▶ [Task prompt]: Search the material below for the word "marker". Copy every line that has it.

▶ [Dataset excerpt]:
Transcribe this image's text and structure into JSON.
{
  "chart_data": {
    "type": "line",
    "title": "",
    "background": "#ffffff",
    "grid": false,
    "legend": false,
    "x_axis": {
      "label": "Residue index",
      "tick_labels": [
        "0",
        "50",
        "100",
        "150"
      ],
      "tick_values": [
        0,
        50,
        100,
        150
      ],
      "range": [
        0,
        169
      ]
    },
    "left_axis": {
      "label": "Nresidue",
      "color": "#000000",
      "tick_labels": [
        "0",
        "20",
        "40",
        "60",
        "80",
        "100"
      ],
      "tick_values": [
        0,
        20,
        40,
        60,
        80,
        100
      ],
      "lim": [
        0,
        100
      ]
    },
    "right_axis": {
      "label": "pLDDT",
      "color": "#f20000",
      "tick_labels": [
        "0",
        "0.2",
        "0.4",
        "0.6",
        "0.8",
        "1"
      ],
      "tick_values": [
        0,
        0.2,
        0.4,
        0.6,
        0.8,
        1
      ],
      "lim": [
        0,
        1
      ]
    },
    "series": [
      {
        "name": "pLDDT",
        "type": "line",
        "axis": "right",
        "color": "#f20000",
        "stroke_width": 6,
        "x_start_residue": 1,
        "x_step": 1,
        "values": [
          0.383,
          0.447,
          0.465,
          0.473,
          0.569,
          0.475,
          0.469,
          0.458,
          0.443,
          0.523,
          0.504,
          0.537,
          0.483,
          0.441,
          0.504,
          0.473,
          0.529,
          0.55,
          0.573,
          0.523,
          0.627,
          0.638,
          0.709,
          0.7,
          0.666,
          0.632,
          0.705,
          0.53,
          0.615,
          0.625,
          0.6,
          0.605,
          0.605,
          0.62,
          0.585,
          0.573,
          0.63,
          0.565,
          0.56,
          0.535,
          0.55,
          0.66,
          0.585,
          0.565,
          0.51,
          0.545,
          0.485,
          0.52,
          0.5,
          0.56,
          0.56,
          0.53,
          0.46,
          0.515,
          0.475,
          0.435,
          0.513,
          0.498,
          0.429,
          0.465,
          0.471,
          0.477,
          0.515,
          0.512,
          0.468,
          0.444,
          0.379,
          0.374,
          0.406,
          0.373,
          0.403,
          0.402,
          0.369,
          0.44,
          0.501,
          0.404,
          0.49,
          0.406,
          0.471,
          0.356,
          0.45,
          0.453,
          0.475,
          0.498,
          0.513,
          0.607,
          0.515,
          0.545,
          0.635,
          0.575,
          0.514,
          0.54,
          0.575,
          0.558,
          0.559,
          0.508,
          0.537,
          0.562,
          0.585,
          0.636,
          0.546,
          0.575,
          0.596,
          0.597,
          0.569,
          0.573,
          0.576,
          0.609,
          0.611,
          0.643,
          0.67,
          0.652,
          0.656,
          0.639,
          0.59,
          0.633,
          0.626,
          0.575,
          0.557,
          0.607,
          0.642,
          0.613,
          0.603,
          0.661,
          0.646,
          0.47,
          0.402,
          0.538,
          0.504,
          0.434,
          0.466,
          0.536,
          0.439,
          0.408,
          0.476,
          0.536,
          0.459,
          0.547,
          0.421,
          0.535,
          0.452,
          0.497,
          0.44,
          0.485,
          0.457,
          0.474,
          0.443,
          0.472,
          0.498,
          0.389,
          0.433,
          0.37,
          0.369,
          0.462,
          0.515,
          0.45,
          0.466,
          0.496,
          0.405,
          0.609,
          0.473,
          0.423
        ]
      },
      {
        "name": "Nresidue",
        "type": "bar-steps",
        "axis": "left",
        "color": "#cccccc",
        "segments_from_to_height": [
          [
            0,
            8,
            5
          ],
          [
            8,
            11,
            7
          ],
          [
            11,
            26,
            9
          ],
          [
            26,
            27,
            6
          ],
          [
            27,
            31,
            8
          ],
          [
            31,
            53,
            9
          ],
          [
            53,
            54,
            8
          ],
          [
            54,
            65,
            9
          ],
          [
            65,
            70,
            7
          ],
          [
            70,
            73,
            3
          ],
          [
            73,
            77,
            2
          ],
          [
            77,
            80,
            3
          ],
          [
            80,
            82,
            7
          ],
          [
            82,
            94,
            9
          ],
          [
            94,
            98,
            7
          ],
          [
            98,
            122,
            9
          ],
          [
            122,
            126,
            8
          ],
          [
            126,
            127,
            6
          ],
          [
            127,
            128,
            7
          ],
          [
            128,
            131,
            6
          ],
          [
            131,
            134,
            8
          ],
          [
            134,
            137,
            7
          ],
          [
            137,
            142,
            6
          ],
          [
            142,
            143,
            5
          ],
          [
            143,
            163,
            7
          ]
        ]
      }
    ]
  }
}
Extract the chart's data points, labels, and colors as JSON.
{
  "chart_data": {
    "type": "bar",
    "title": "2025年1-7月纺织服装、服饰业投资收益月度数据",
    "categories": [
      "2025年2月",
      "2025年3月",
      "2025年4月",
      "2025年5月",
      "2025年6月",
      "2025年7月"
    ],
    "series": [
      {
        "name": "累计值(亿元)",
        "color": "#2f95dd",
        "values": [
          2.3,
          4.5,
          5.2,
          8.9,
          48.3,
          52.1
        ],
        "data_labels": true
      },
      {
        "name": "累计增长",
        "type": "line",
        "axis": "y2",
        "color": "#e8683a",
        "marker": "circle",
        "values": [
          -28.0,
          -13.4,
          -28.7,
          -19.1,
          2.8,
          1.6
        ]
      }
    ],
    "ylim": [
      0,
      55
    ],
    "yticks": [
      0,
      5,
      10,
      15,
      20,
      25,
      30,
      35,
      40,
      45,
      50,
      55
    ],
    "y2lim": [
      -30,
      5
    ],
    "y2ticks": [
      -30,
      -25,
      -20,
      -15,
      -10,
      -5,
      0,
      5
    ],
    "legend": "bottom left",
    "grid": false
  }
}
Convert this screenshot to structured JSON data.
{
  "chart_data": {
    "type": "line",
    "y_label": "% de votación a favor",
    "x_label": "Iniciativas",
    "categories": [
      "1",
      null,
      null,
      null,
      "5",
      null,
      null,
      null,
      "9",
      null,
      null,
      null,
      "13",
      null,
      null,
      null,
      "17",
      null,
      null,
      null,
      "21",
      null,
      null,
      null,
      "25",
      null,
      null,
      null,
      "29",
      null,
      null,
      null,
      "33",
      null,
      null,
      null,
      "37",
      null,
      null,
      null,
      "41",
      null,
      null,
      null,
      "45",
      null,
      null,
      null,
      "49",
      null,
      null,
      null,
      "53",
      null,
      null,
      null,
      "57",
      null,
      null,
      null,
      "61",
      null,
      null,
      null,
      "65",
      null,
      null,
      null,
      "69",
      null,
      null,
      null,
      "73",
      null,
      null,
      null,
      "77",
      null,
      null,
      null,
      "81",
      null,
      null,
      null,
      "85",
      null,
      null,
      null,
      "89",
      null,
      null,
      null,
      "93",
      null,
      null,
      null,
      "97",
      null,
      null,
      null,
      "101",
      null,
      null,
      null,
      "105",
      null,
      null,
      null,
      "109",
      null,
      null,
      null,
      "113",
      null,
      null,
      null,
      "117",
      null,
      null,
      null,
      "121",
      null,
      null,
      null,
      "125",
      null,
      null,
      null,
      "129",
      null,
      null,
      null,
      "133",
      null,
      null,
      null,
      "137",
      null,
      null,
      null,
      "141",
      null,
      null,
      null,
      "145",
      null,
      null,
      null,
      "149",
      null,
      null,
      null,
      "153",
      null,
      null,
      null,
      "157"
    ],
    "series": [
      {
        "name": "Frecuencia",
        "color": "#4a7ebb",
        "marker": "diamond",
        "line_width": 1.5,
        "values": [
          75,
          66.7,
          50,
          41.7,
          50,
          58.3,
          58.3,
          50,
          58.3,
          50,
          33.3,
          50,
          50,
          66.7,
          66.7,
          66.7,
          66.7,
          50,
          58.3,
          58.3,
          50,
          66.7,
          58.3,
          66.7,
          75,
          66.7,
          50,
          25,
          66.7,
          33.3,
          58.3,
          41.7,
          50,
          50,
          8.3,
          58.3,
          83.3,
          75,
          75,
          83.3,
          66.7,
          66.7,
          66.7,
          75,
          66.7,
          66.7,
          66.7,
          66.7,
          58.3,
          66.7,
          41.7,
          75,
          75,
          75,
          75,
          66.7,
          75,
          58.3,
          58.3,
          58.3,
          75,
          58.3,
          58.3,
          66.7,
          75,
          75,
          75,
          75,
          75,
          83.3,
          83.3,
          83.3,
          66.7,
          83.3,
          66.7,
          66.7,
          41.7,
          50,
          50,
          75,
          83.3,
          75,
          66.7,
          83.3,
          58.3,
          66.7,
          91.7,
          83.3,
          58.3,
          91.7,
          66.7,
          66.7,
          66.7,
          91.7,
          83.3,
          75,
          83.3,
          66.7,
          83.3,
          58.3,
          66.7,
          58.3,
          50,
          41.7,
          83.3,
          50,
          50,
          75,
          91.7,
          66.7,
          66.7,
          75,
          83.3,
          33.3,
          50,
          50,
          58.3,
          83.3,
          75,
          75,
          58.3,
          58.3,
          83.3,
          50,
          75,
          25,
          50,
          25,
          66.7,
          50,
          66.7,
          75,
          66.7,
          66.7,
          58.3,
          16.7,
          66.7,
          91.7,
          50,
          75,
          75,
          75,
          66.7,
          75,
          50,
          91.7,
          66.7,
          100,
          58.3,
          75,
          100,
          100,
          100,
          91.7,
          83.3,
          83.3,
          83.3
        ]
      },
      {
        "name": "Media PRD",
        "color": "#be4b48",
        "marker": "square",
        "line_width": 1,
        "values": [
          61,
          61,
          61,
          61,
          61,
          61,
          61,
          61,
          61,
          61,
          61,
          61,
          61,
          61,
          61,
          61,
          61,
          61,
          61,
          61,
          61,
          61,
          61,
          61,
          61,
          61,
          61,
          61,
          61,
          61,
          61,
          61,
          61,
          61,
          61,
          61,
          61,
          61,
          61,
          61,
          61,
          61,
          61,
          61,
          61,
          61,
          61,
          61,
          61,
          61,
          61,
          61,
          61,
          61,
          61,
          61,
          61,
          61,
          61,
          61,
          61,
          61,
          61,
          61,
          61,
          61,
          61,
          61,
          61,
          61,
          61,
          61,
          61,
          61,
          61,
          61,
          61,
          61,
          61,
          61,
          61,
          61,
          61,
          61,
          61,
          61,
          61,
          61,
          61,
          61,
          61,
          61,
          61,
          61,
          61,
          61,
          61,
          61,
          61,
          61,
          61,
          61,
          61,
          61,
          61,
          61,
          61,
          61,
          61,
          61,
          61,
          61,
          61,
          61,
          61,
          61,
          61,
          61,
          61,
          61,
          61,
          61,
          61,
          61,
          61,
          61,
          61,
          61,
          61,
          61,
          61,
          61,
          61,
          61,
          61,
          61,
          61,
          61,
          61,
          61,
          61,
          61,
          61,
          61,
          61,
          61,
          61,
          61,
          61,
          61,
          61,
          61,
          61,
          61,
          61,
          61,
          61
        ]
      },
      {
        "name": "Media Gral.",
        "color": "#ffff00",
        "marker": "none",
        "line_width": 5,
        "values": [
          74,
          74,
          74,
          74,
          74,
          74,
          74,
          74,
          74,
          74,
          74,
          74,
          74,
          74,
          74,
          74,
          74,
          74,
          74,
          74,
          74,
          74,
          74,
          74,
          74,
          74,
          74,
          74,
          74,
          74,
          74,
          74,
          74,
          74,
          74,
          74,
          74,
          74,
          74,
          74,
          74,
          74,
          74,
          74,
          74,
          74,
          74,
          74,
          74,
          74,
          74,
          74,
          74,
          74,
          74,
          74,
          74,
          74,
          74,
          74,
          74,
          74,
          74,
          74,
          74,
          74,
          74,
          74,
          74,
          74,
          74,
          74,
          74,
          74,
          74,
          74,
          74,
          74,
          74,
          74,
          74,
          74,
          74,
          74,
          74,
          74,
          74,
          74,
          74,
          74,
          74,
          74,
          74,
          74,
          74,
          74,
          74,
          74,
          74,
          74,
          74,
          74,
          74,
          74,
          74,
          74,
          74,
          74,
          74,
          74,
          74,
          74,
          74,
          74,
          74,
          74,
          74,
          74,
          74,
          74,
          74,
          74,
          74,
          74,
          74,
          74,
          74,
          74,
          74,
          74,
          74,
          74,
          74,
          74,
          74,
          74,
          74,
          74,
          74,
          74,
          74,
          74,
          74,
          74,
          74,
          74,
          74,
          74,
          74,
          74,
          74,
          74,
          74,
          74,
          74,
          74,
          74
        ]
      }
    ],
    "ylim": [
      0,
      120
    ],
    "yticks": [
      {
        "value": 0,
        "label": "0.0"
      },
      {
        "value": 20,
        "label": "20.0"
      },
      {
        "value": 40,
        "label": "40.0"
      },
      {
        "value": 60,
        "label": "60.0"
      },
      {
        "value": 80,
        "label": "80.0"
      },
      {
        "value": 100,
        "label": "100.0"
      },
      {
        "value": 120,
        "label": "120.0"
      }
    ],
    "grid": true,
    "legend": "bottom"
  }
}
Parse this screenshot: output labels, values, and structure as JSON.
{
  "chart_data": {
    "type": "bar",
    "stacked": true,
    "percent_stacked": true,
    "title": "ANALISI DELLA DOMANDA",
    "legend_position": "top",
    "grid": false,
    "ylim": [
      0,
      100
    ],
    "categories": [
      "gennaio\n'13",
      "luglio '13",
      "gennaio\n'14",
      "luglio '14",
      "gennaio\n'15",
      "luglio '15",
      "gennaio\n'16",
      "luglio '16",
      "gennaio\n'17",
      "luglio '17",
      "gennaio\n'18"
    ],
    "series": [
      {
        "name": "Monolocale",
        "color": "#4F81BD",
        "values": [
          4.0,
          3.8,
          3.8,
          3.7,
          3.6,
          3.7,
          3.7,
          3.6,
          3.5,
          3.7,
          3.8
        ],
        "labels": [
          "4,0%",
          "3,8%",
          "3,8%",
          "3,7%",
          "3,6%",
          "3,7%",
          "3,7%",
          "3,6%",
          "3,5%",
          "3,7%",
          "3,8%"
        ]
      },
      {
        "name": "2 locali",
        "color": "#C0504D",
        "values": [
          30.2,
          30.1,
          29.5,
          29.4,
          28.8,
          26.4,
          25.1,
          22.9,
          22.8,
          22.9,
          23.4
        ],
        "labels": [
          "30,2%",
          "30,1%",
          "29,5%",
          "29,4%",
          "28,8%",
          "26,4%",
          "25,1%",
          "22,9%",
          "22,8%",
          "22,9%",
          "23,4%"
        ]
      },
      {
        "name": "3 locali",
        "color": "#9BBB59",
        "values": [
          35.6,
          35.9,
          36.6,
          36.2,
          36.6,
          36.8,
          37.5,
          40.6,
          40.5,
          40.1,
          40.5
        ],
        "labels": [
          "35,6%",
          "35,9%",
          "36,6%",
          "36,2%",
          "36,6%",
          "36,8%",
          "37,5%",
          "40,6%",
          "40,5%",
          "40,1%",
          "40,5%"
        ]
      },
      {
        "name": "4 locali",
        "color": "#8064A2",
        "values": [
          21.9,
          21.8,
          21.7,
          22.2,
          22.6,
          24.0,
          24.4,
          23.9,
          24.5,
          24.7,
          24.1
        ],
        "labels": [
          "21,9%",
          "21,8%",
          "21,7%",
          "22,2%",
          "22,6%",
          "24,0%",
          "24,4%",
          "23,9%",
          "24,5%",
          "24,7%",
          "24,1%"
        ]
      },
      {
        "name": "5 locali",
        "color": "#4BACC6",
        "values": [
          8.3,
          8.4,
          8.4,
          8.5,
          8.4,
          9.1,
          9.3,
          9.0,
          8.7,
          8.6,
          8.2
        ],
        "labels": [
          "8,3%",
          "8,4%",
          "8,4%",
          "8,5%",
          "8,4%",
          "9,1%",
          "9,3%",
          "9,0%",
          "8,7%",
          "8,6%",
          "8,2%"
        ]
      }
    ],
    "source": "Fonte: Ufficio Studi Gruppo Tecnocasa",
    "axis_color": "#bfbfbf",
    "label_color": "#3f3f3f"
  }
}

▶ [Solution to the exercise]:
        "marker": "circle",
        "marker": "diamond",
        "marker": "square",
        "marker": "none",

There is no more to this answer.